Written instruction 1 -
In the passage on congressional committees, how many standing committees did the Senate have in 2007?
Written instruction 2 -
Continue the passage on congressional committees from its final sentence.

Page extract -
Both houses have four types of committees: standing, select, conference, and joint. Standing committees are permanent committees that determine whether proposed legislation should be presented to the entire House or Senate for consideration. The best-known standing committees are Armed Services, Foreign Relations, and Finance in the Senate and National Security, International Relations, Rules, and Ways and Means in the House. Both chambers have committees on agriculture, appropriations, the judiciary, and veterans' affairs. In 2007, the Senate had 16 standing committees and the House had 20. The House added the Committee on Homeland Security in response to the events of September 11, 2001.

Select committees are also known as special committees. Unlike standing committees, these are temporary and are established to examine specific issues.

They must be re-established with each new Congress. The purpose of select committees is to investigate matters that have attracted widespread attention, such as illegal immigration or drug use. They do not propose legislation but issue a report at the conclusion of their investigation. If a problem becomes an ongoing concern, Congress may decide to change the status of the committee from select to standing.

Entries provided -
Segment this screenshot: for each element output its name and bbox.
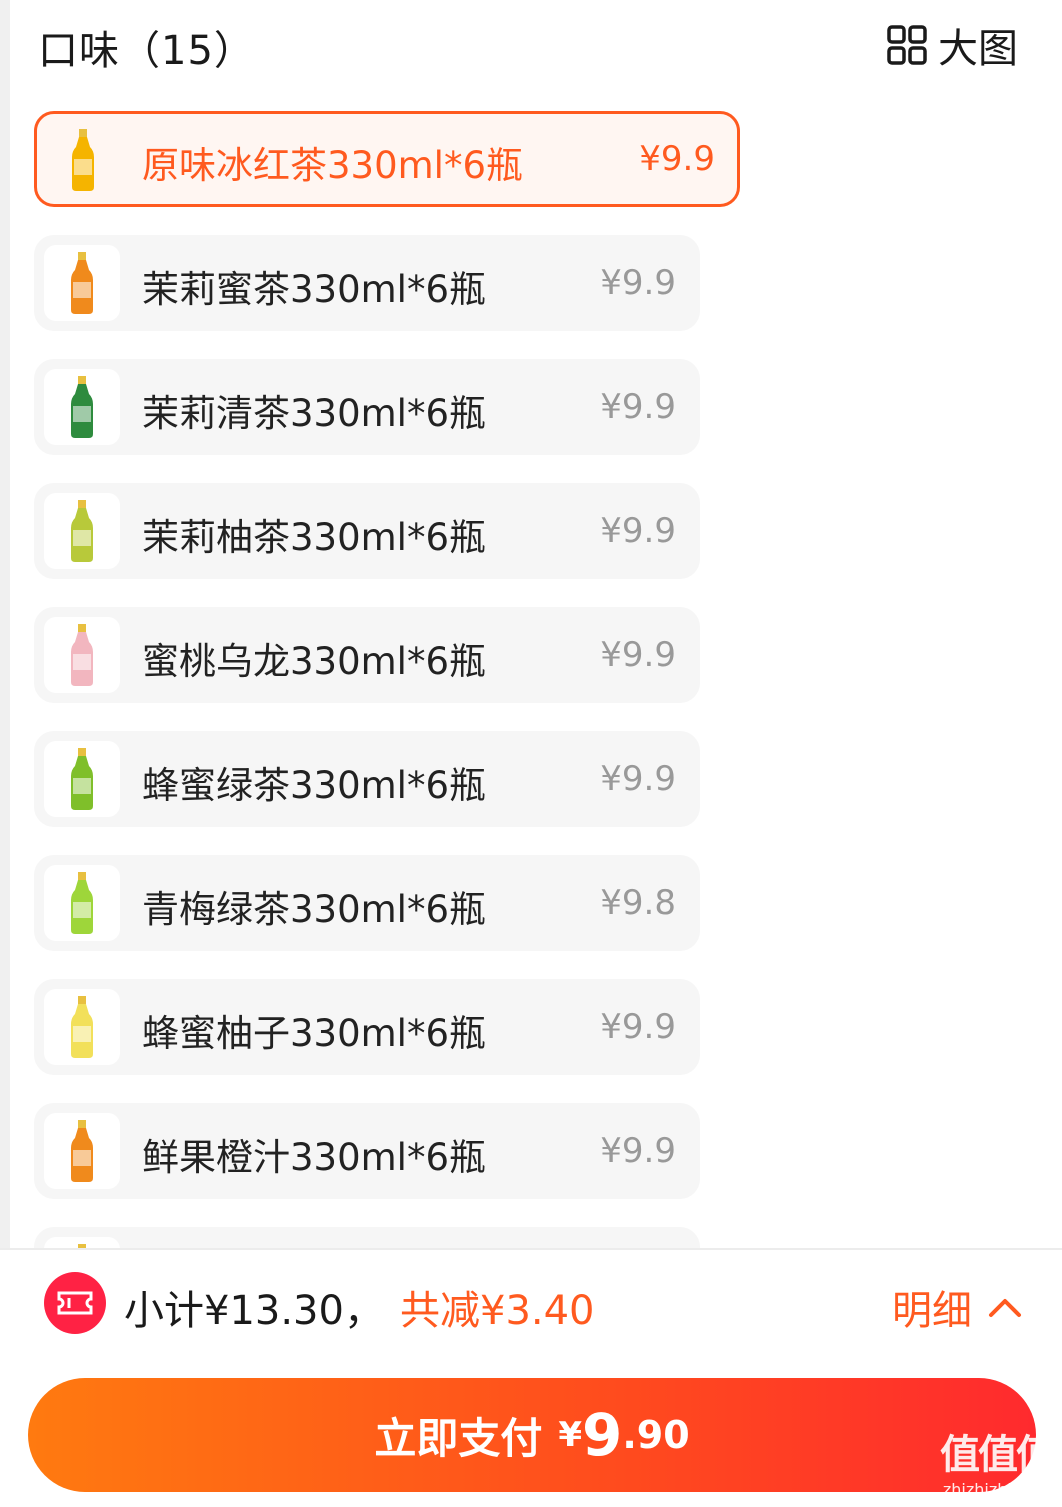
flavor-price: ¥9.9 [600,759,676,799]
flavor-option[interactable]: 原味冰红茶330ml*6瓶 ¥9.9 [34,111,740,207]
flavor-option-list[interactable]: 原味冰红茶330ml*6瓶 ¥9.9 茉莉蜜茶330ml*6瓶 ¥9.9 茉莉清茶330… [34,111,754,1249]
subtotal-text: 小计¥13.30， [124,1288,384,1334]
watermark-mark: 值值值 [940,1432,1056,1478]
flavor-option[interactable]: 茉莉柚茶330ml*6瓶 ¥9.9 [34,483,700,579]
flavor-name: 原味冰红茶330ml*6瓶 [142,144,523,187]
product-thumbnail [44,989,120,1065]
bottle-icon [71,252,93,314]
flavor-name: 蜂蜜绿茶330ml*6瓶 [142,764,486,807]
product-thumbnail [44,493,120,569]
flavor-option[interactable] [34,1227,700,1249]
bottle-icon [71,748,93,810]
flavor-option[interactable]: 茉莉蜜茶330ml*6瓶 ¥9.9 [34,235,700,331]
product-thumbnail [44,865,120,941]
pay-now-label: 立即支付 [374,1413,543,1463]
flavor-option[interactable]: 蜂蜜柚子330ml*6瓶 ¥9.9 [34,979,700,1075]
flavor-price: ¥9.9 [600,635,676,675]
watermark-url: zhizhizhi.com [942,1480,1052,1499]
product-thumbnail [44,741,120,817]
flavor-name: 蜜桃乌龙330ml*6瓶 [142,640,486,683]
pay-amount-decimal: .90 [622,1413,690,1457]
flavor-name: 鲜果橙汁330ml*6瓶 [142,1136,486,1179]
pay-now-button[interactable]: 立即支付 ¥ 9 .90 [28,1378,1036,1492]
chevron-up-icon [989,1299,1021,1317]
flavor-name: 青梅绿茶330ml*6瓶 [142,888,486,931]
flavor-name: 茉莉柚茶330ml*6瓶 [142,516,486,559]
flavor-option[interactable]: 茉莉清茶330ml*6瓶 ¥9.9 [34,359,700,455]
flavor-option[interactable]: 蜂蜜绿茶330ml*6瓶 ¥9.9 [34,731,700,827]
flavor-option[interactable]: 鲜果橙汁330ml*6瓶 ¥9.9 [34,1103,700,1199]
flavor-section-title: 口味（15） [38,28,255,74]
grid-view-icon [887,25,927,65]
flavor-price: ¥9.9 [600,387,676,427]
checkout-bar: 小计¥13.30， 共减¥3.40 明细 立即支付 ¥ 9 .90 值值值 zh… [0,1248,1062,1507]
bottle-icon [71,500,93,562]
flavor-price: ¥9.9 [600,263,676,303]
product-thumbnail [44,617,120,693]
flavor-price: ¥9.9 [600,1007,676,1047]
bottle-icon [71,996,93,1058]
flavor-price: ¥9.9 [600,1131,676,1171]
product-thumbnail [44,1113,120,1189]
product-thumbnail [44,369,120,445]
bottle-icon [72,129,94,191]
coupon-ticket-icon [44,1272,106,1334]
flavor-price: ¥9.9 [600,511,676,551]
pay-amount-integer: 9 [582,1401,623,1469]
bottle-icon [71,872,93,934]
price-detail-label: 明细 [892,1288,972,1334]
flavor-price: ¥9.9 [639,139,715,179]
product-thumbnail [44,245,120,321]
large-image-label: 大图 [938,26,1018,72]
flavor-option[interactable]: 青梅绿茶330ml*6瓶 ¥9.8 [34,855,700,951]
pay-currency: ¥ [558,1415,582,1455]
total-discount-text: 共减¥3.40 [400,1288,595,1334]
bottle-icon [71,1120,93,1182]
flavor-name: 蜂蜜柚子330ml*6瓶 [142,1012,486,1055]
large-image-toggle[interactable]: 大图 [886,16,1018,74]
product-thumbnail [45,122,121,198]
site-watermark: 值值值 zhizhizhi.com [940,1422,1056,1499]
bottle-icon [71,376,93,438]
flavor-name: 茉莉清茶330ml*6瓶 [142,392,486,435]
bottle-icon [71,624,93,686]
flavor-header: 口味（15） 大图 [38,10,1018,74]
price-detail-toggle[interactable]: 明细 [892,1278,1022,1336]
flavor-name: 茉莉蜜茶330ml*6瓶 [142,268,486,311]
flavor-option[interactable]: 蜜桃乌龙330ml*6瓶 ¥9.9 [34,607,700,703]
flavor-price: ¥9.8 [600,883,676,923]
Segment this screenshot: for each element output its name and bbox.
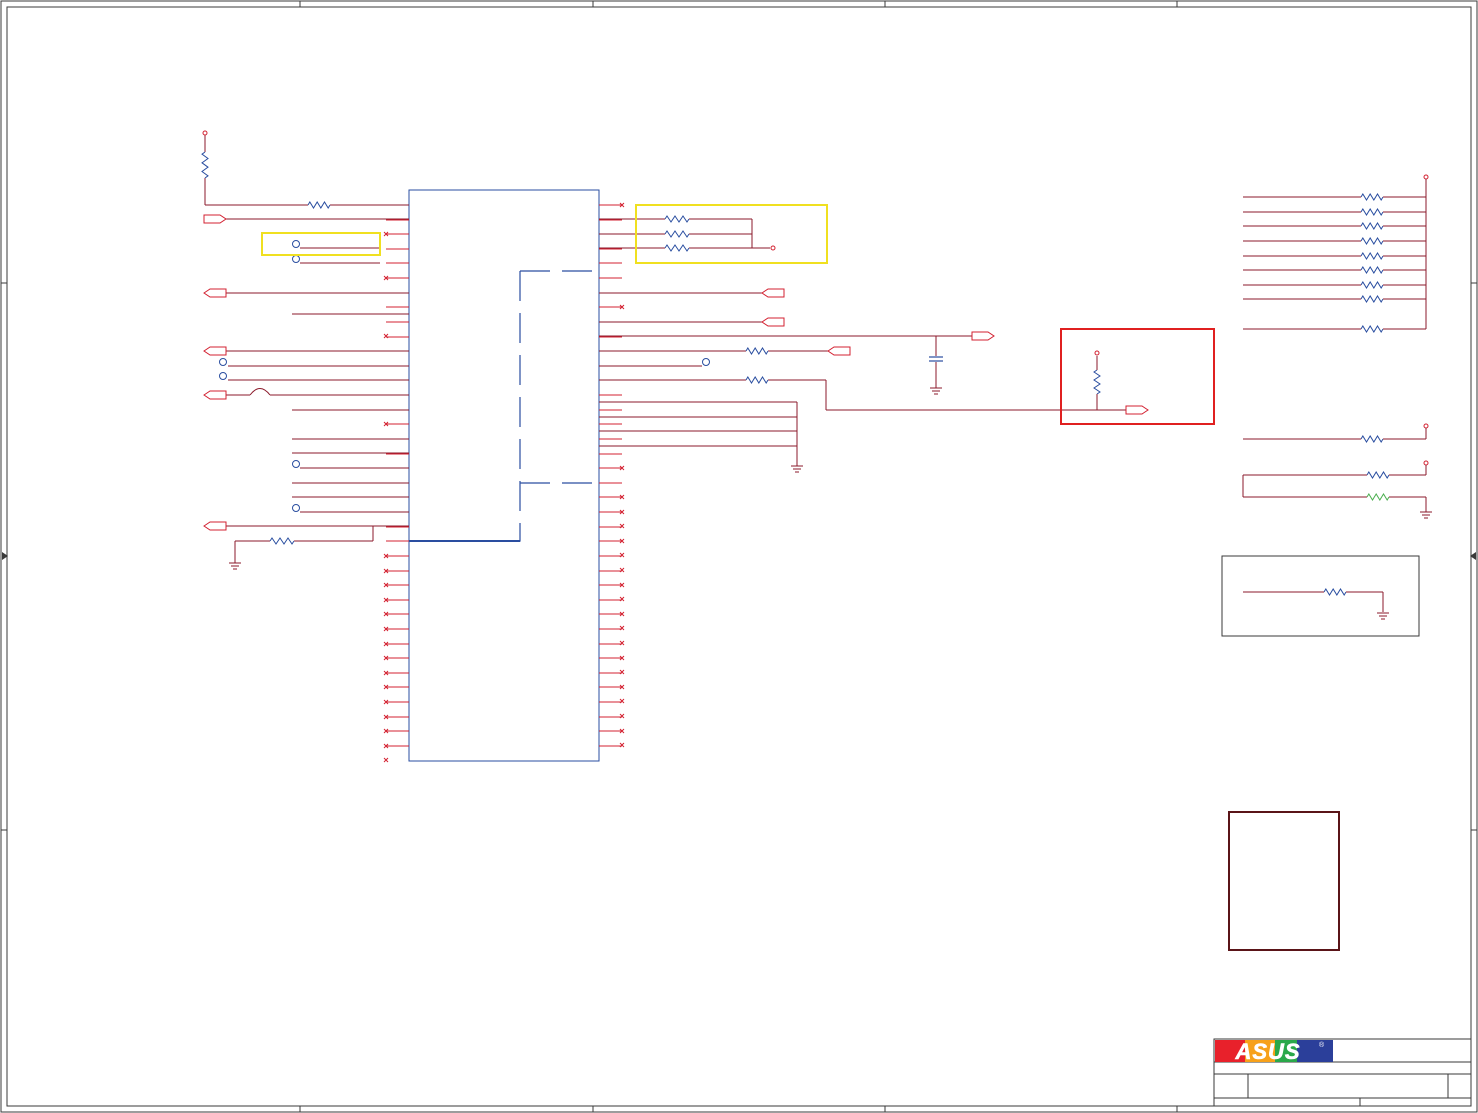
asus-logo: ASUS ® — [1215, 1039, 1333, 1064]
main-ic-body — [408, 189, 600, 762]
resistor-symbol — [664, 215, 690, 223]
resistor-symbol — [1360, 222, 1384, 230]
off-page-connector — [971, 331, 995, 341]
off-page-connector — [1125, 405, 1149, 415]
off-page-connector — [203, 521, 227, 531]
right-wires — [599, 218, 1126, 466]
capacitor — [929, 356, 943, 362]
registered-mark: ® — [1319, 1041, 1325, 1049]
resistor-symbol — [1360, 193, 1384, 201]
highlight-boxes — [261, 204, 1420, 951]
resistor-symbol — [1360, 237, 1384, 245]
resistor-symbol — [1366, 471, 1390, 479]
resistor-symbol — [307, 201, 331, 209]
resistor-symbol — [201, 151, 209, 179]
resistor-symbol — [745, 376, 769, 384]
ic-right-pins — [599, 202, 625, 748]
off-page-connector — [827, 346, 851, 356]
off-page-connector — [203, 390, 227, 400]
left-wires — [204, 135, 409, 563]
resistor-symbol — [1093, 369, 1101, 395]
resistor-symbol — [269, 537, 295, 545]
resistor-symbol — [1360, 435, 1384, 443]
resistor-symbol — [1360, 252, 1384, 260]
off-page-connector — [203, 346, 227, 356]
resistor-symbol — [745, 347, 769, 355]
pullup-bank-wires — [1096, 179, 1427, 612]
resistor-symbol — [664, 230, 690, 238]
resistor-symbol — [664, 244, 690, 252]
resistor-symbol — [1360, 325, 1384, 333]
resistors — [201, 151, 1390, 596]
test-points — [219, 240, 710, 512]
resistor-symbol — [1360, 266, 1384, 274]
off-page-connector — [761, 288, 785, 298]
resistor-symbol — [1360, 208, 1384, 216]
resistor-symbol — [1366, 493, 1390, 501]
no-connect-mark — [383, 757, 389, 763]
off-page-connector — [203, 288, 227, 298]
resistor-symbol — [1360, 295, 1384, 303]
off-page-connector — [203, 214, 227, 224]
schematic-sheet: ASUS ® — [0, 0, 1478, 1113]
resistor-symbol — [1323, 588, 1347, 596]
asus-logo-text: ASUS — [1234, 1039, 1300, 1064]
off-page-connector — [761, 317, 785, 327]
resistor-symbol — [1360, 281, 1384, 289]
power-rail-markers — [202, 130, 1429, 466]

Written reply 1 -
It had 16 standing committees.

Written reply 2 -
Conference committees deal with legislation that has been passed by each of both houses of Congress. The two bills may be similar, but they are seldom identical.

The function of the conference committee is to iron out the differences. Members of both the House and Senate who have worked on the bill in their respective standing committees serve on the conference committee. It usually takes just a few days for them to come up with the final wording of the legislation. The bill is then reported out of the conference committee and is voted on by both the House and the Senate.

Like the conference committees, joint committees have members from both houses, with the leadership rotating between Senate and House members. They focus on issues of general concern to Congress and investigate problems but do not propose legislation. The Joint Economic Committee, for example, examines the nation's economic policies.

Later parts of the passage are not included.